## Task objective
How many of the lines below have "this" in them? Say the number and nothing more.

Data entries:
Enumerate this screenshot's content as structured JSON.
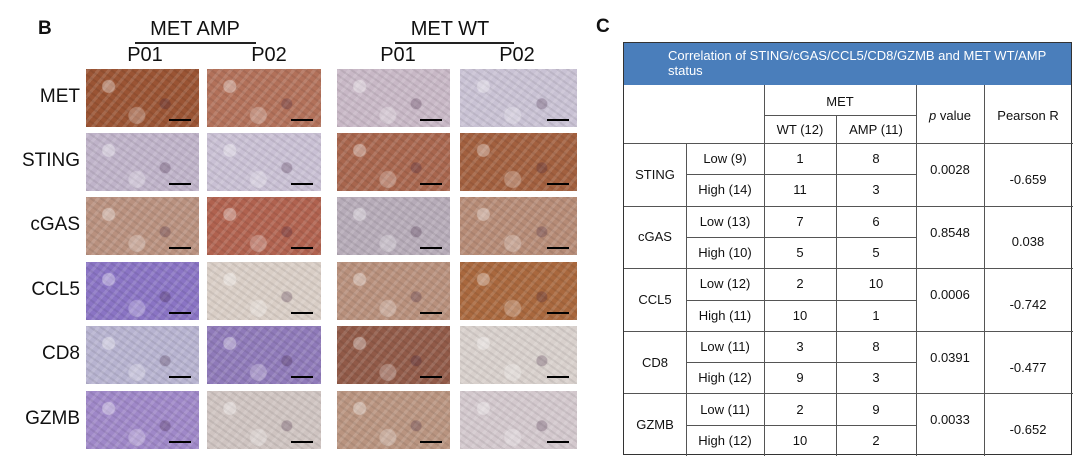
{
  "panel_b": {
    "letter": "B",
    "groups": [
      {
        "title": "MET AMP",
        "patients": [
          "P01",
          "P02"
        ]
      },
      {
        "title": "MET WT",
        "patients": [
          "P01",
          "P02"
        ]
      }
    ],
    "markers": [
      "MET",
      "STING",
      "cGAS",
      "CCL5",
      "CD8",
      "GZMB"
    ],
    "tile_colors": [
      [
        "#9a5434",
        "#b2715a",
        "#c8b8c6",
        "#c9c2d4"
      ],
      [
        "#bfb3c9",
        "#c9c0d4",
        "#a8664e",
        "#a2603f"
      ],
      [
        "#b9917f",
        "#b0624f",
        "#b6abb8",
        "#b68b76"
      ],
      [
        "#8a74c4",
        "#d9cec6",
        "#b8907c",
        "#a9683e"
      ],
      [
        "#b7b3d0",
        "#8f7ab9",
        "#915a48",
        "#d8d0cc"
      ],
      [
        "#9f88c8",
        "#cfc4c1",
        "#b99480",
        "#d3c8cd"
      ]
    ]
  },
  "panel_c": {
    "letter": "C",
    "title": "Correlation of STING/cGAS/CCL5/CD8/GZMB and MET WT/AMP status",
    "header_color": "#4a7ebb",
    "header": {
      "met": "MET",
      "wt": "WT (12)",
      "amp": "AMP (11)",
      "p_italic": "p",
      "p_rest": " value",
      "pearson": "Pearson R"
    },
    "rows": [
      {
        "marker": "STING",
        "low": "Low (9)",
        "low_wt": "1",
        "low_amp": "8",
        "high": "High (14)",
        "high_wt": "11",
        "high_amp": "3",
        "p": "0.0028",
        "r": "-0.659"
      },
      {
        "marker": "cGAS",
        "low": "Low (13)",
        "low_wt": "7",
        "low_amp": "6",
        "high": "High (10)",
        "high_wt": "5",
        "high_amp": "5",
        "p": "0.8548",
        "r": "0.038"
      },
      {
        "marker": "CCL5",
        "low": "Low (12)",
        "low_wt": "2",
        "low_amp": "10",
        "high": "High (11)",
        "high_wt": "10",
        "high_amp": "1",
        "p": "0.0006",
        "r": "-0.742"
      },
      {
        "marker": "CD8",
        "low": "Low (11)",
        "low_wt": "3",
        "low_amp": "8",
        "high": "High (12)",
        "high_wt": "9",
        "high_amp": "3",
        "p": "0.0391",
        "r": "-0.477"
      },
      {
        "marker": "GZMB",
        "low": "Low (11)",
        "low_wt": "2",
        "low_amp": "9",
        "high": "High (12)",
        "high_wt": "10",
        "high_amp": "2",
        "p": "0.0033",
        "r": "-0.652"
      }
    ]
  }
}
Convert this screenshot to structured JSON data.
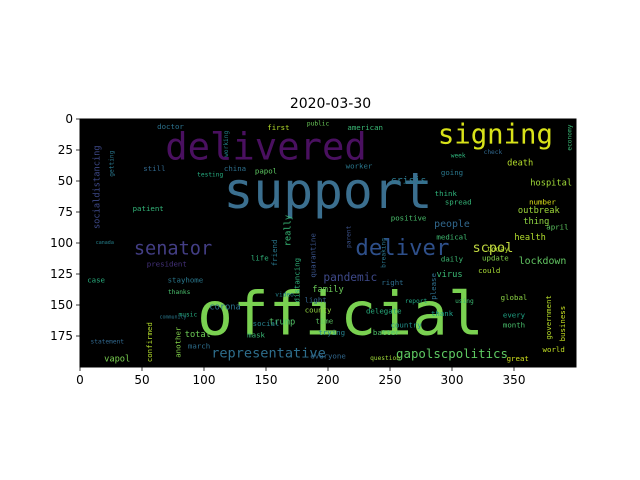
{
  "chart_data": {
    "type": "wordcloud",
    "title": "2020-03-30",
    "xlim": [
      0,
      400
    ],
    "ylim": [
      200,
      0
    ],
    "xticks": [
      0,
      50,
      100,
      150,
      200,
      250,
      300,
      350
    ],
    "yticks": [
      0,
      25,
      50,
      75,
      100,
      125,
      150,
      175
    ],
    "background_color": "#000000",
    "words": [
      {
        "text": "support",
        "x": 200,
        "y": 58,
        "size": 40,
        "color": "#3b6f8f",
        "rotate": 0
      },
      {
        "text": "official",
        "x": 210,
        "y": 158,
        "size": 48,
        "color": "#7ad151",
        "rotate": 0
      },
      {
        "text": "delivered",
        "x": 150,
        "y": 22,
        "size": 30,
        "color": "#4a1060",
        "rotate": 0
      },
      {
        "text": "signing",
        "x": 335,
        "y": 13,
        "size": 22,
        "color": "#d8e219",
        "rotate": 0
      },
      {
        "text": "deliver",
        "x": 260,
        "y": 104,
        "size": 18,
        "color": "#2e4f8a",
        "rotate": 0
      },
      {
        "text": "senator",
        "x": 75,
        "y": 105,
        "size": 15,
        "color": "#433e85",
        "rotate": 0
      },
      {
        "text": "representative",
        "x": 152,
        "y": 189,
        "size": 11,
        "color": "#2e6f8e",
        "rotate": 0
      },
      {
        "text": "scpol",
        "x": 333,
        "y": 104,
        "size": 11,
        "color": "#c0d740",
        "rotate": 0
      },
      {
        "text": "gapolscpolitics",
        "x": 300,
        "y": 189,
        "size": 10,
        "color": "#5ec962",
        "rotate": 0
      },
      {
        "text": "pandemic",
        "x": 218,
        "y": 128,
        "size": 9,
        "color": "#3e4989",
        "rotate": 0
      },
      {
        "text": "lockdown",
        "x": 373,
        "y": 115,
        "size": 8,
        "color": "#63c763",
        "rotate": 0
      },
      {
        "text": "people",
        "x": 300,
        "y": 85,
        "size": 8,
        "color": "#31688e",
        "rotate": 0
      },
      {
        "text": "crisis",
        "x": 265,
        "y": 50,
        "size": 8,
        "color": "#2a788e",
        "rotate": 0
      },
      {
        "text": "death",
        "x": 355,
        "y": 36,
        "size": 7,
        "color": "#b5de2b",
        "rotate": 0
      },
      {
        "text": "hospital",
        "x": 380,
        "y": 52,
        "size": 7,
        "color": "#a0da39",
        "rotate": 0
      },
      {
        "text": "outbreak",
        "x": 370,
        "y": 74,
        "size": 7,
        "color": "#9fda3a",
        "rotate": 0
      },
      {
        "text": "thing",
        "x": 368,
        "y": 83,
        "size": 7,
        "color": "#90d743",
        "rotate": 0
      },
      {
        "text": "health",
        "x": 363,
        "y": 96,
        "size": 7,
        "color": "#b2dd2d",
        "rotate": 0
      },
      {
        "text": "virus",
        "x": 298,
        "y": 126,
        "size": 7,
        "color": "#3bbb75",
        "rotate": 0
      },
      {
        "text": "family",
        "x": 200,
        "y": 138,
        "size": 7,
        "color": "#6ccd5a",
        "rotate": 0
      },
      {
        "text": "trump",
        "x": 163,
        "y": 164,
        "size": 7,
        "color": "#54c568",
        "rotate": 0
      },
      {
        "text": "corona",
        "x": 117,
        "y": 152,
        "size": 7,
        "color": "#2c728e",
        "rotate": 0
      },
      {
        "text": "total",
        "x": 95,
        "y": 174,
        "size": 7,
        "color": "#6ece58",
        "rotate": 0
      },
      {
        "text": "vapol",
        "x": 30,
        "y": 194,
        "size": 7,
        "color": "#7ad151",
        "rotate": 0
      },
      {
        "text": "stayhome",
        "x": 85,
        "y": 130,
        "size": 6,
        "color": "#2a788e",
        "rotate": 0
      },
      {
        "text": "president",
        "x": 70,
        "y": 117,
        "size": 6,
        "color": "#46337e",
        "rotate": 0
      },
      {
        "text": "update",
        "x": 335,
        "y": 112,
        "size": 6,
        "color": "#84d44b",
        "rotate": 0
      },
      {
        "text": "today",
        "x": 337,
        "y": 105,
        "size": 6,
        "color": "#b5de2b",
        "rotate": 0
      },
      {
        "text": "april",
        "x": 385,
        "y": 87,
        "size": 6,
        "color": "#5ec962",
        "rotate": 0
      },
      {
        "text": "medical",
        "x": 300,
        "y": 95,
        "size": 6,
        "color": "#40bd72",
        "rotate": 0
      },
      {
        "text": "positive",
        "x": 265,
        "y": 80,
        "size": 6,
        "color": "#4ac16d",
        "rotate": 0
      },
      {
        "text": "spread",
        "x": 305,
        "y": 67,
        "size": 6,
        "color": "#35b779",
        "rotate": 0
      },
      {
        "text": "think",
        "x": 295,
        "y": 60,
        "size": 6,
        "color": "#2fb47c",
        "rotate": 0
      },
      {
        "text": "daily",
        "x": 300,
        "y": 113,
        "size": 6,
        "color": "#3dbc74",
        "rotate": 0
      },
      {
        "text": "could",
        "x": 330,
        "y": 122,
        "size": 6,
        "color": "#a8db34",
        "rotate": 0
      },
      {
        "text": "right",
        "x": 252,
        "y": 132,
        "size": 6,
        "color": "#2e6e8e",
        "rotate": 0
      },
      {
        "text": "delegate",
        "x": 245,
        "y": 155,
        "size": 6,
        "color": "#29af7f",
        "rotate": 0
      },
      {
        "text": "county",
        "x": 192,
        "y": 154,
        "size": 6,
        "color": "#93d741",
        "rotate": 0
      },
      {
        "text": "time",
        "x": 197,
        "y": 163,
        "size": 6,
        "color": "#5ec962",
        "rotate": 0
      },
      {
        "text": "trying",
        "x": 203,
        "y": 172,
        "size": 6,
        "color": "#26828e",
        "rotate": 0
      },
      {
        "text": "batter",
        "x": 247,
        "y": 172,
        "size": 6,
        "color": "#50c46a",
        "rotate": 0
      },
      {
        "text": "country",
        "x": 263,
        "y": 166,
        "size": 6,
        "color": "#21918c",
        "rotate": 0
      },
      {
        "text": "social",
        "x": 150,
        "y": 165,
        "size": 6,
        "color": "#27808e",
        "rotate": 0
      },
      {
        "text": "everyone",
        "x": 200,
        "y": 191,
        "size": 6,
        "color": "#31688e",
        "rotate": 0
      },
      {
        "text": "question",
        "x": 246,
        "y": 193,
        "size": 5,
        "color": "#a0da39",
        "rotate": 0
      },
      {
        "text": "great",
        "x": 353,
        "y": 193,
        "size": 6,
        "color": "#d0e11c",
        "rotate": 0
      },
      {
        "text": "world",
        "x": 382,
        "y": 186,
        "size": 6,
        "color": "#c2df23",
        "rotate": 0
      },
      {
        "text": "month",
        "x": 350,
        "y": 166,
        "size": 6,
        "color": "#4ac16d",
        "rotate": 0
      },
      {
        "text": "every",
        "x": 350,
        "y": 158,
        "size": 6,
        "color": "#20a486",
        "rotate": 0
      },
      {
        "text": "global",
        "x": 350,
        "y": 144,
        "size": 6,
        "color": "#8ed645",
        "rotate": 0
      },
      {
        "text": "number",
        "x": 373,
        "y": 67,
        "size": 6,
        "color": "#dfe318",
        "rotate": 0
      },
      {
        "text": "going",
        "x": 300,
        "y": 43,
        "size": 6,
        "color": "#2a788e",
        "rotate": 0
      },
      {
        "text": "worker",
        "x": 225,
        "y": 38,
        "size": 6,
        "color": "#2a788e",
        "rotate": 0
      },
      {
        "text": "american",
        "x": 230,
        "y": 7,
        "size": 6,
        "color": "#3aba76",
        "rotate": 0
      },
      {
        "text": "public",
        "x": 192,
        "y": 4,
        "size": 5,
        "color": "#6ccd5a",
        "rotate": 0
      },
      {
        "text": "first",
        "x": 160,
        "y": 7,
        "size": 6,
        "color": "#b5de2b",
        "rotate": 0
      },
      {
        "text": "doctor",
        "x": 73,
        "y": 6,
        "size": 6,
        "color": "#2c728e",
        "rotate": 0
      },
      {
        "text": "still",
        "x": 60,
        "y": 40,
        "size": 6,
        "color": "#31688e",
        "rotate": 0
      },
      {
        "text": "china",
        "x": 125,
        "y": 40,
        "size": 6,
        "color": "#2d708e",
        "rotate": 0
      },
      {
        "text": "testing",
        "x": 105,
        "y": 45,
        "size": 5,
        "color": "#26ad81",
        "rotate": 0
      },
      {
        "text": "papol",
        "x": 150,
        "y": 42,
        "size": 6,
        "color": "#5ec962",
        "rotate": 0
      },
      {
        "text": "patient",
        "x": 55,
        "y": 72,
        "size": 6,
        "color": "#33b67a",
        "rotate": 0
      },
      {
        "text": "life",
        "x": 145,
        "y": 112,
        "size": 6,
        "color": "#31b57b",
        "rotate": 0
      },
      {
        "text": "light",
        "x": 190,
        "y": 146,
        "size": 6,
        "color": "#33638d",
        "rotate": 0
      },
      {
        "text": "mask",
        "x": 142,
        "y": 174,
        "size": 6,
        "color": "#3aba76",
        "rotate": 0
      },
      {
        "text": "march",
        "x": 96,
        "y": 183,
        "size": 6,
        "color": "#2e6f8e",
        "rotate": 0
      },
      {
        "text": "case",
        "x": 13,
        "y": 130,
        "size": 6,
        "color": "#29af7f",
        "rotate": 0
      },
      {
        "text": "thanks",
        "x": 80,
        "y": 140,
        "size": 5,
        "color": "#4ac16d",
        "rotate": 0
      },
      {
        "text": "music",
        "x": 87,
        "y": 158,
        "size": 5,
        "color": "#27ad81",
        "rotate": 0
      },
      {
        "text": "video",
        "x": 165,
        "y": 142,
        "size": 5,
        "color": "#25848e",
        "rotate": 0
      },
      {
        "text": "report",
        "x": 271,
        "y": 147,
        "size": 5,
        "color": "#22a884",
        "rotate": 0
      },
      {
        "text": "thank",
        "x": 292,
        "y": 157,
        "size": 6,
        "color": "#1f9e89",
        "rotate": 0
      },
      {
        "text": "using",
        "x": 310,
        "y": 147,
        "size": 5,
        "color": "#3dbc74",
        "rotate": 0
      },
      {
        "text": "socialdistancing",
        "x": 14,
        "y": 55,
        "size": 7,
        "color": "#3e4989",
        "rotate": -90
      },
      {
        "text": "really",
        "x": 168,
        "y": 90,
        "size": 7,
        "color": "#38b977",
        "rotate": -90
      },
      {
        "text": "friend",
        "x": 157,
        "y": 108,
        "size": 6,
        "color": "#2a788e",
        "rotate": -90
      },
      {
        "text": "distancing",
        "x": 175,
        "y": 130,
        "size": 6,
        "color": "#2fb47c",
        "rotate": -90
      },
      {
        "text": "quarantine",
        "x": 188,
        "y": 110,
        "size": 6,
        "color": "#3a548c",
        "rotate": -90
      },
      {
        "text": "confirmed",
        "x": 56,
        "y": 180,
        "size": 6,
        "color": "#b5de2b",
        "rotate": -90
      },
      {
        "text": "another",
        "x": 79,
        "y": 180,
        "size": 6,
        "color": "#84d44b",
        "rotate": -90
      },
      {
        "text": "government",
        "x": 378,
        "y": 160,
        "size": 6,
        "color": "#b8de29",
        "rotate": -90
      },
      {
        "text": "business",
        "x": 389,
        "y": 165,
        "size": 6,
        "color": "#c8e020",
        "rotate": -90
      },
      {
        "text": "please",
        "x": 285,
        "y": 135,
        "size": 6,
        "color": "#2e6f8e",
        "rotate": -90
      },
      {
        "text": "breaking",
        "x": 245,
        "y": 108,
        "size": 5,
        "color": "#2a768e",
        "rotate": -90
      },
      {
        "text": "parent",
        "x": 217,
        "y": 95,
        "size": 5,
        "color": "#3b528b",
        "rotate": -90
      },
      {
        "text": "getting",
        "x": 26,
        "y": 36,
        "size": 5,
        "color": "#2a788e",
        "rotate": -90
      },
      {
        "text": "canada",
        "x": 20,
        "y": 100,
        "size": 4,
        "color": "#26828e",
        "rotate": 0
      },
      {
        "text": "week",
        "x": 305,
        "y": 30,
        "size": 5,
        "color": "#2fb47c",
        "rotate": 0
      },
      {
        "text": "check",
        "x": 333,
        "y": 27,
        "size": 5,
        "color": "#31688e",
        "rotate": 0
      },
      {
        "text": "economy",
        "x": 395,
        "y": 15,
        "size": 5,
        "color": "#3aba76",
        "rotate": -90
      },
      {
        "text": "working",
        "x": 118,
        "y": 20,
        "size": 5,
        "color": "#25858e",
        "rotate": -90
      },
      {
        "text": "community",
        "x": 75,
        "y": 160,
        "size": 4,
        "color": "#2a788e",
        "rotate": 0
      },
      {
        "text": "statement",
        "x": 22,
        "y": 180,
        "size": 5,
        "color": "#31688e",
        "rotate": 0
      }
    ]
  }
}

## Answer
2